⟨

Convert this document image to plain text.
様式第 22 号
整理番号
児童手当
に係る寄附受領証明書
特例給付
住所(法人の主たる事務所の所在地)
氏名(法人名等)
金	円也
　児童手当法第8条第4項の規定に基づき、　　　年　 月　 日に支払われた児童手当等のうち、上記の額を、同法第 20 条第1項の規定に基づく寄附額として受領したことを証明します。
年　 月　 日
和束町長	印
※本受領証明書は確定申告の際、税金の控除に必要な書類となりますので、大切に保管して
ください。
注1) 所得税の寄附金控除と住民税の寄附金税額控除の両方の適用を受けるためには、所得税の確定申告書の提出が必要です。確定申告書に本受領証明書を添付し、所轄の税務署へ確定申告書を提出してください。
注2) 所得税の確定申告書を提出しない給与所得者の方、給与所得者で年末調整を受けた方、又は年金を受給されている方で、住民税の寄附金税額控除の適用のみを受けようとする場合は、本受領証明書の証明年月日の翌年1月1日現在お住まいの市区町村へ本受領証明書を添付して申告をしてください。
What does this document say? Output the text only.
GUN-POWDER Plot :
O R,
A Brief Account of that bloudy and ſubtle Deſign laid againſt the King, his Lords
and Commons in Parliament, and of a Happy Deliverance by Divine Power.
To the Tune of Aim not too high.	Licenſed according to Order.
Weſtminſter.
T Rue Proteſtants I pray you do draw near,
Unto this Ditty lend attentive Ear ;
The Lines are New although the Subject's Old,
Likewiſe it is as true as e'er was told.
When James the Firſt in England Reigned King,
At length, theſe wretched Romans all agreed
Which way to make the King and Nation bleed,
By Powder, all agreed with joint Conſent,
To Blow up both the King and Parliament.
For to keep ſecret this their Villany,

⟩

EXERCISE BRIEF
Copy each line of the data above without altering a single character.

SOLUTION FOR THIS TASK
Convert this document image to plain text.
様式第 22 号
整理番号
児童手当
に係る寄附受領証明書
特例給付
住所(法人の主たる事務所の所在地)
氏名(法人名等)
金	円也
　児童手当法第8条第4項の規定に基づき、　　　年　 月　 日に支払われた児童手当等のうち、上記の額を、同法第 20 条第1項の規定に基づく寄附額として受領したことを証明します。
年　 月　 日
和束町長	印
※本受領証明書は確定申告の際、税金の控除に必要な書類となりますので、大切に保管して
ください。
注1) 所得税の寄附金控除と住民税の寄附金税額控除の両方の適用を受けるためには、所得税の確定申告書の提出が必要です。確定申告書に本受領証明書を添付し、所轄の税務署へ確定申告書を提出してください。
注2) 所得税の確定申告書を提出しない給与所得者の方、給与所得者で年末調整を受けた方、又は年金を受給されている方で、住民税の寄附金税額控除の適用のみを受けようとする場合は、本受領証明書の証明年月日の翌年1月1日現在お住まいの市区町村へ本受領証明書を添付して申告をしてください。
What does this document say? Output the text only.
GUN-POWDER Plot :
O R,
A Brief Account of that bloudy and ſubtle Deſign laid againſt the King, his Lords
and Commons in Parliament, and of a Happy Deliverance by Divine Power.
To the Tune of Aim not too high.	Licenſed according to Order.
Weſtminſter.
T Rue Proteſtants I pray you do draw near,
Unto this Ditty lend attentive Ear ;
The Lines are New although the Subject's Old,
Likewiſe it is as true as e'er was told.
When James the Firſt in England Reigned King,
At length, theſe wretched Romans all agreed
Which way to make the King and Nation bleed,
By Powder, all agreed with joint Conſent,
To Blow up both the King and Parliament.
For to keep ſecret this their Villany,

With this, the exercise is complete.